++++ EXERCISE MATERIALS ++++

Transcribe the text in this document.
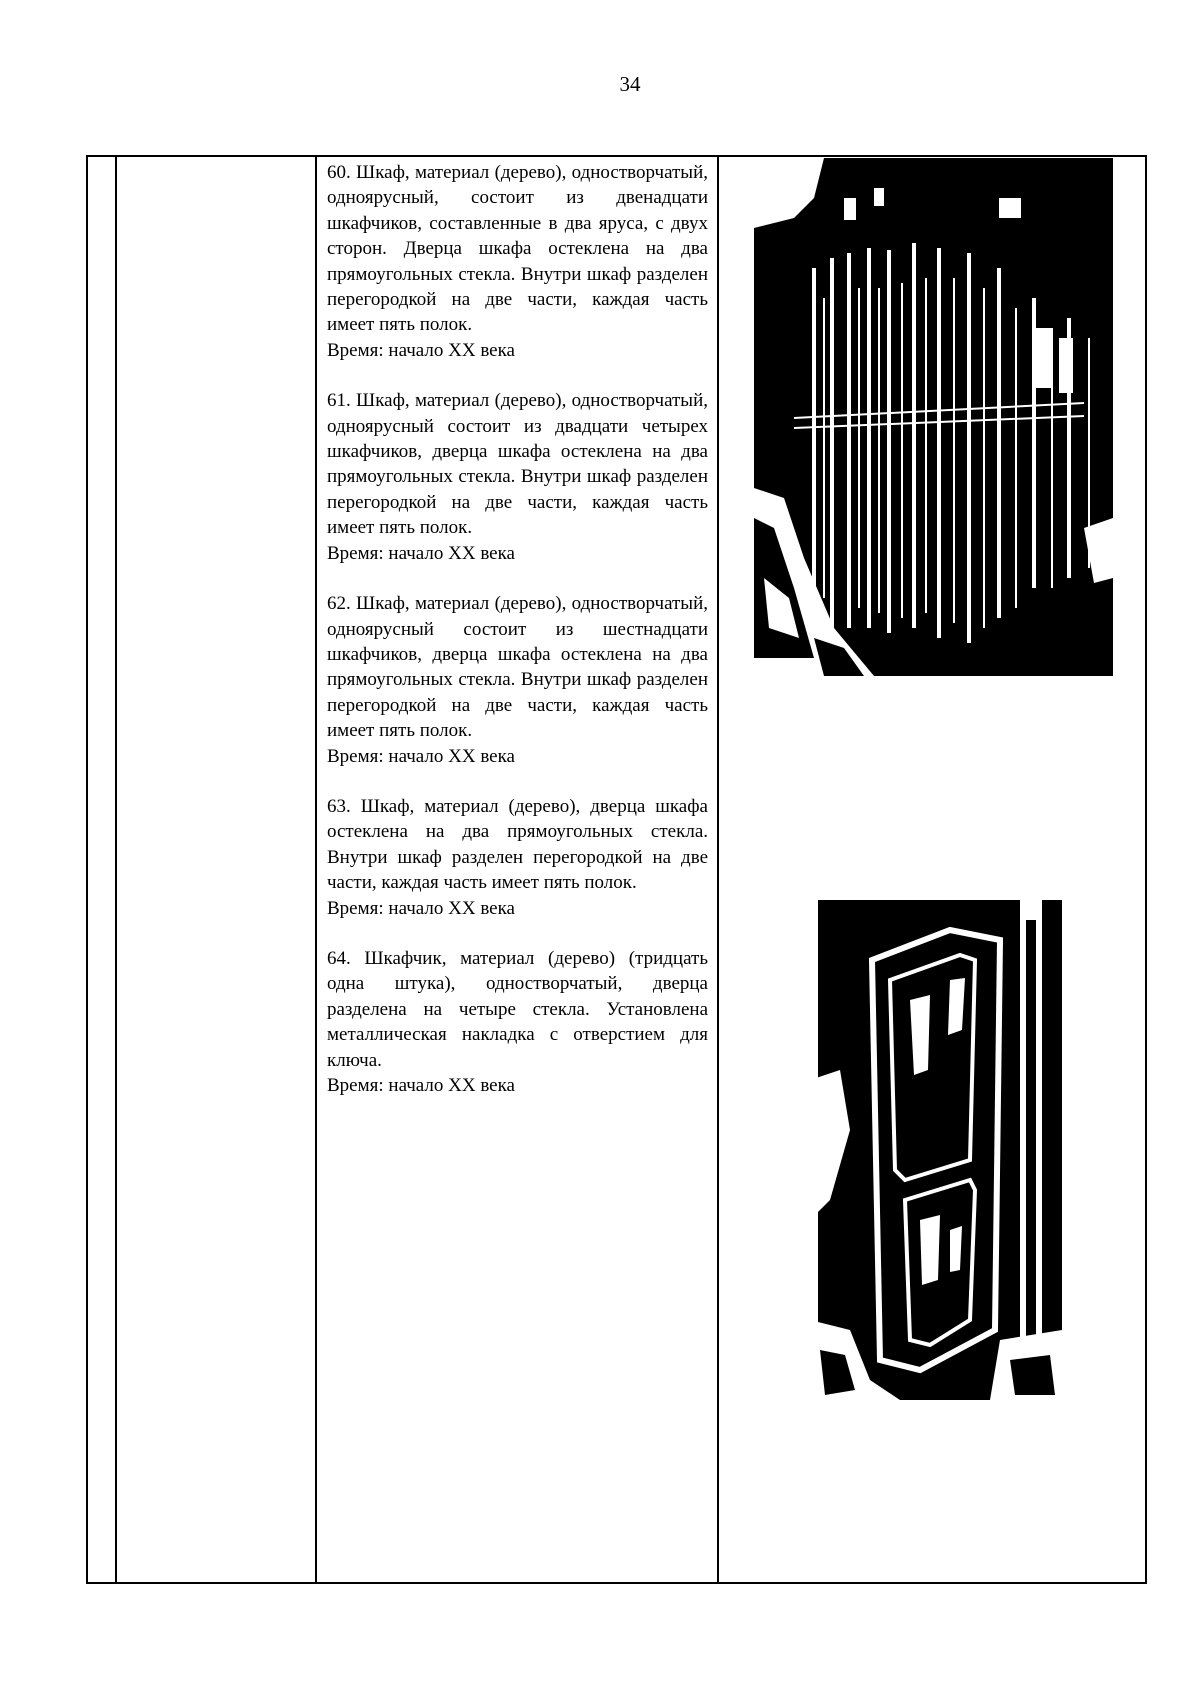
34
60. Шкаф, материал (дерево), одностворчатый, одноярусный, состоит из двенадцати шкафчиков, составленные в два яруса, с двух сторон. Дверца шкафа остеклена на два прямоугольных стекла. Внутри шкаф разделен перегородкой на две части, каждая часть имеет пять полок.
Время: начало XX века
61. Шкаф, материал (дерево), одностворчатый, одноярусный состоит из двадцати четырех шкафчиков, дверца шкафа остеклена на два прямоугольных стекла. Внутри шкаф разделен перегородкой на две части, каждая часть имеет пять полок.
Время: начало XX века
62. Шкаф, материал (дерево), одностворчатый, одноярусный состоит из шестнадцати шкафчиков, дверца шкафа остеклена на два прямоугольных стекла. Внутри шкаф разделен перегородкой на две части, каждая часть имеет пять полок.
Время: начало XX века
63. Шкаф, материал (дерево), дверца шкафа остеклена на два прямоугольных стекла. Внутри шкаф разделен перегородкой на две части, каждая часть имеет пять полок.
Время: начало XX века
64. Шкафчик, материал (дерево) (тридцать одна штука), одностворчатый, дверца разделена на четыре стекла. Установлена металлическая накладка с отверстием для ключа.
Время: начало XX века
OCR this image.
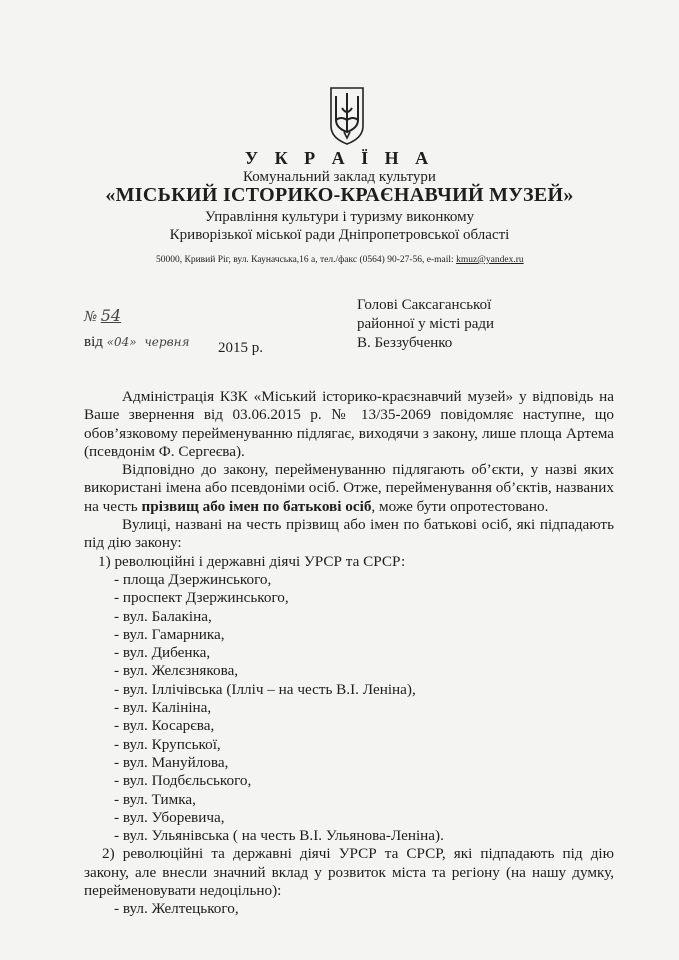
У К Р А Ї Н А
Комунальний заклад культури
«МІСЬКИЙ ІСТОРИКО-КРАЄНАВЧИЙ МУЗЕЙ»
Управління культури і туризму виконкому
Криворізької міської ради Дніпропетровської області
50000, Кривий Ріг, вул. Кауначська,16 а, тел./факс (0564) 90-27-56, e-mail: kmuz@yandex.ru
№ 54
від «04» червня 2015 р.
Голові Саксаганської
районної у місті ради
В. Беззубченко

Адміністрація КЗК «Міський історико-краєзнавчий музей» у відповідь на Ваше звернення від 03.06.2015 р. № 13/35-2069 повідомляє наступне, що обов’язковому перейменуванню підлягає, виходячи з закону, лише площа Артема (псевдонім Ф. Сергеєва).

Відповідно до закону, перейменуванню підлягають об’єкти, у назві яких використані імена або псевдоніми осіб. Отже, перейменування об’єктів, названих на честь прізвищ або імен по батькові осіб, може бути опротестовано.

Вулиці, названі на честь прізвищ або імен по батькові осіб, які підпадають під дію закону:

1) революційні і державні діячі УРСР та СРСР:

- площа Дзержинського,
- проспект Дзержинського,
- вул. Балакіна,
- вул. Гамарника,
- вул. Дибенка,
- вул. Желєзнякова,
- вул. Іллічівська (Ілліч – на честь В.І. Леніна),
- вул. Калініна,
- вул. Косарєва,
- вул. Крупської,
- вул. Мануйлова,
- вул. Подбєльського,
- вул. Тимка,
- вул. Уборевича,
- вул. Ульянівська ( на честь В.І. Ульянова-Леніна).

2) революційні та державні діячі УРСР та СРСР, які підпадають під дію закону, але внесли значний вклад у розвиток міста та регіону (на нашу думку, перейменовувати недоцільно):

- вул. Желтецького,
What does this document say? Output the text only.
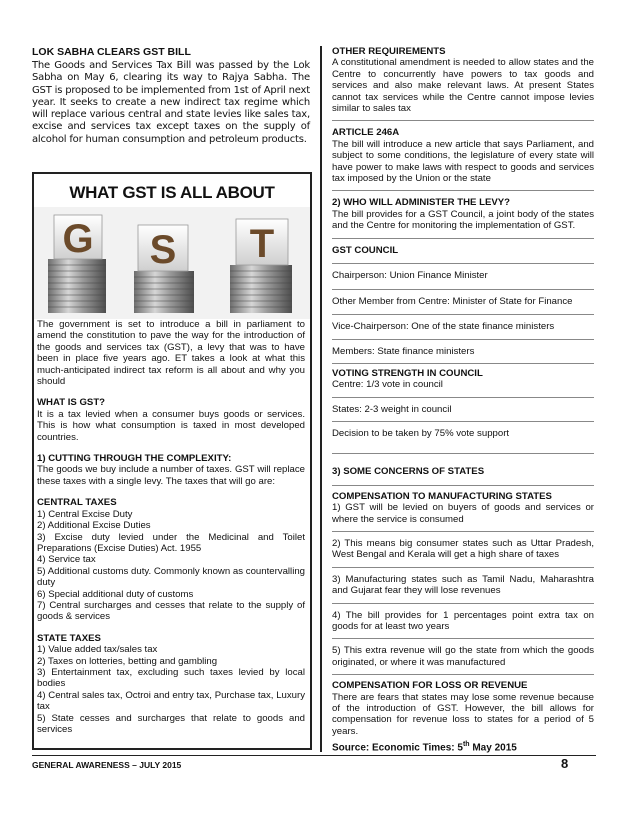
LOK SABHA CLEARS GST BILL

The Goods and Services Tax Bill was passed by the Lok Sabha on May 6, clearing its way to Rajya Sabha. The GST is proposed to be implemented from 1st of April next year. It seeks to create a new indirect tax regime which will replace various central and state levies like sales tax, excise and services tax except taxes on the supply of alcohol for human consumption and petroleum products.

WHAT GST IS ALL ABOUT
G S T

The government is set to introduce a bill in parliament to amend the constitution to pave the way for the introduction of the goods and services tax (GST), a levy that was to have been in place five years ago. ET takes a look at what this much-anticipated indirect tax reform is all about and why you should

WHAT IS GST?

It is a tax levied when a consumer buys goods or services. This is how what consumption is taxed in most developed countries.

1) CUTTING THROUGH THE COMPLEXITY:

The goods we buy include a number of taxes. GST will replace these taxes with a single levy. The taxes that will go are:

CENTRAL TAXES

1) Central Excise Duty

2) Additional Excise Duties

3) Excise duty levied under the Medicinal and Toilet Preparations (Excise Duties) Act. 1955

4) Service tax

5) Additional customs duty. Commonly known as countervalling duty

6) Special additional duty of customs

7) Central surcharges and cesses that relate to the supply of goods & services

STATE TAXES

1) Value added tax/sales tax

2) Taxes on lotteries, betting and gambling

3) Entertainment tax, excluding such taxes levied by local bodies

4) Central sales tax, Octroi and entry tax, Purchase tax, Luxury tax

5) State cesses and surcharges that relate to goods and services

OTHER REQUIREMENTS

A constitutional amendment is needed to allow states and the Centre to concurrently have powers to tax goods and services and also make relevant laws. At present States cannot tax services while the Centre cannot impose levies similar to sales tax

ARTICLE 246A

The bill will introduce a new article that says Parliament, and subject to some conditions, the legislature of every state will have power to make laws with respect to goods and services tax imposed by the Union or the state

2) WHO WILL ADMINISTER THE LEVY?

The bill provides for a GST Council, a joint body of the states and the Centre for monitoring the implementation of GST.

GST COUNCIL

Chairperson: Union Finance Minister

Other Member from Centre: Minister of State for Finance

Vice-Chairperson: One of the state finance ministers

Members: State finance ministers

VOTING STRENGTH IN COUNCIL

Centre: 1/3 vote in council

States: 2-3 weight in council

Decision to be taken by 75% vote support

3) SOME CONCERNS OF STATES

COMPENSATION TO MANUFACTURING STATES

1) GST will be levied on buyers of goods and services or where the service is consumed

2) This means big consumer states such as Uttar Pradesh, West Bengal and Kerala will get a high share of taxes

3) Manufacturing states such as Tamil Nadu, Maharashtra and Gujarat fear they will lose revenues

4) The bill provides for 1 percentages point extra tax on goods for at least two years

5) This extra revenue will go the state from which the goods originated, or where it was manufactured

COMPENSATION FOR LOSS OR REVENUE

There are fears that states may lose some revenue because of the introduction of GST. However, the bill allows for compensation for revenue loss to states for a period of 5 years.

Source: Economic Times: 5th May 2015

GENERAL AWARENESS – JULY 2015	8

++++

#### [REQUIRED TASK]
Copy out the whole listing exactly, and don't carry over any pictures.

#### [RESPONSE TO THIS TASK]
Transcribe the text in this document.
34
60. Шкаф, материал (дерево), одностворчатый, одноярусный, состоит из двенадцати шкафчиков, составленные в два яруса, с двух сторон. Дверца шкафа остеклена на два прямоугольных стекла. Внутри шкаф разделен перегородкой на две части, каждая часть имеет пять полок.
Время: начало XX века
61. Шкаф, материал (дерево), одностворчатый, одноярусный состоит из двадцати четырех шкафчиков, дверца шкафа остеклена на два прямоугольных стекла. Внутри шкаф разделен перегородкой на две части, каждая часть имеет пять полок.
Время: начало XX века
62. Шкаф, материал (дерево), одностворчатый, одноярусный состоит из шестнадцати шкафчиков, дверца шкафа остеклена на два прямоугольных стекла. Внутри шкаф разделен перегородкой на две части, каждая часть имеет пять полок.
Время: начало XX века
63. Шкаф, материал (дерево), дверца шкафа остеклена на два прямоугольных стекла. Внутри шкаф разделен перегородкой на две части, каждая часть имеет пять полок.
Время: начало XX века
64. Шкафчик, материал (дерево) (тридцать одна штука), одностворчатый, дверца разделена на четыре стекла. Установлена металлическая накладка с отверстием для ключа.
Время: начало XX века
OCR this image.
У К Р А Ї Н А
Комунальний заклад культури
«МІСЬКИЙ ІСТОРИКО-КРАЄНАВЧИЙ МУЗЕЙ»
Управління культури і туризму виконкому
Криворізької міської ради Дніпропетровської області
50000, Кривий Ріг, вул. Кауначська,16 а, тел./факс (0564) 90-27-56, e-mail: kmuz@yandex.ru
№ 54
від «04» червня 2015 р.
Голові Саксаганської
районної у місті ради
В. Беззубченко

Адміністрація КЗК «Міський історико-краєзнавчий музей» у відповідь на Ваше звернення від 03.06.2015 р. № 13/35-2069 повідомляє наступне, що обов’язковому перейменуванню підлягає, виходячи з закону, лише площа Артема (псевдонім Ф. Сергеєва).

Відповідно до закону, перейменуванню підлягають об’єкти, у назві яких використані імена або псевдоніми осіб. Отже, перейменування об’єктів, названих на честь прізвищ або імен по батькові осіб, може бути опротестовано.

Вулиці, названі на честь прізвищ або імен по батькові осіб, які підпадають під дію закону:

1) революційні і державні діячі УРСР та СРСР:

- площа Дзержинського,
- проспект Дзержинського,
- вул. Балакіна,
- вул. Гамарника,
- вул. Дибенка,
- вул. Желєзнякова,
- вул. Іллічівська (Ілліч – на честь В.І. Леніна),
- вул. Калініна,
- вул. Косарєва,
- вул. Крупської,
- вул. Мануйлова,
- вул. Подбєльського,
- вул. Тимка,
- вул. Уборевича,
- вул. Ульянівська ( на честь В.І. Ульянова-Леніна).

2) революційні та державні діячі УРСР та СРСР, які підпадають під дію закону, але внесли значний вклад у розвиток міста та регіону (на нашу думку, перейменовувати недоцільно):

- вул. Желтецького,
What does this document say? Output the text only.
LOK SABHA CLEARS GST BILL

The Goods and Services Tax Bill was passed by the Lok Sabha on May 6, clearing its way to Rajya Sabha. The GST is proposed to be implemented from 1st of April next year. It seeks to create a new indirect tax regime which will replace various central and state levies like sales tax, excise and services tax except taxes on the supply of alcohol for human consumption and petroleum products.

WHAT GST IS ALL ABOUT
G S T

The government is set to introduce a bill in parliament to amend the constitution to pave the way for the introduction of the goods and services tax (GST), a levy that was to have been in place five years ago. ET takes a look at what this much-anticipated indirect tax reform is all about and why you should

WHAT IS GST?

It is a tax levied when a consumer buys goods or services. This is how what consumption is taxed in most developed countries.

1) CUTTING THROUGH THE COMPLEXITY:

The goods we buy include a number of taxes. GST will replace these taxes with a single levy. The taxes that will go are:

CENTRAL TAXES

1) Central Excise Duty

2) Additional Excise Duties

3) Excise duty levied under the Medicinal and Toilet Preparations (Excise Duties) Act. 1955

4) Service tax

5) Additional customs duty. Commonly known as countervalling duty

6) Special additional duty of customs

7) Central surcharges and cesses that relate to the supply of goods & services

STATE TAXES

1) Value added tax/sales tax

2) Taxes on lotteries, betting and gambling

3) Entertainment tax, excluding such taxes levied by local bodies

4) Central sales tax, Octroi and entry tax, Purchase tax, Luxury tax

5) State cesses and surcharges that relate to goods and services

OTHER REQUIREMENTS

A constitutional amendment is needed to allow states and the Centre to concurrently have powers to tax goods and services and also make relevant laws. At present States cannot tax services while the Centre cannot impose levies similar to sales tax

ARTICLE 246A

The bill will introduce a new article that says Parliament, and subject to some conditions, the legislature of every state will have power to make laws with respect to goods and services tax imposed by the Union or the state

2) WHO WILL ADMINISTER THE LEVY?

The bill provides for a GST Council, a joint body of the states and the Centre for monitoring the implementation of GST.

GST COUNCIL

Chairperson: Union Finance Minister

Other Member from Centre: Minister of State for Finance

Vice-Chairperson: One of the state finance ministers

Members: State finance ministers

VOTING STRENGTH IN COUNCIL

Centre: 1/3 vote in council

States: 2-3 weight in council

Decision to be taken by 75% vote support

3) SOME CONCERNS OF STATES

COMPENSATION TO MANUFACTURING STATES

1) GST will be levied on buyers of goods and services or where the service is consumed

2) This means big consumer states such as Uttar Pradesh, West Bengal and Kerala will get a high share of taxes

3) Manufacturing states such as Tamil Nadu, Maharashtra and Gujarat fear they will lose revenues

4) The bill provides for 1 percentages point extra tax on goods for at least two years

5) This extra revenue will go the state from which the goods originated, or where it was manufactured

COMPENSATION FOR LOSS OR REVENUE

There are fears that states may lose some revenue because of the introduction of GST. However, the bill allows for compensation for revenue loss to states for a period of 5 years.

Source: Economic Times: 5th May 2015

GENERAL AWARENESS – JULY 2015	8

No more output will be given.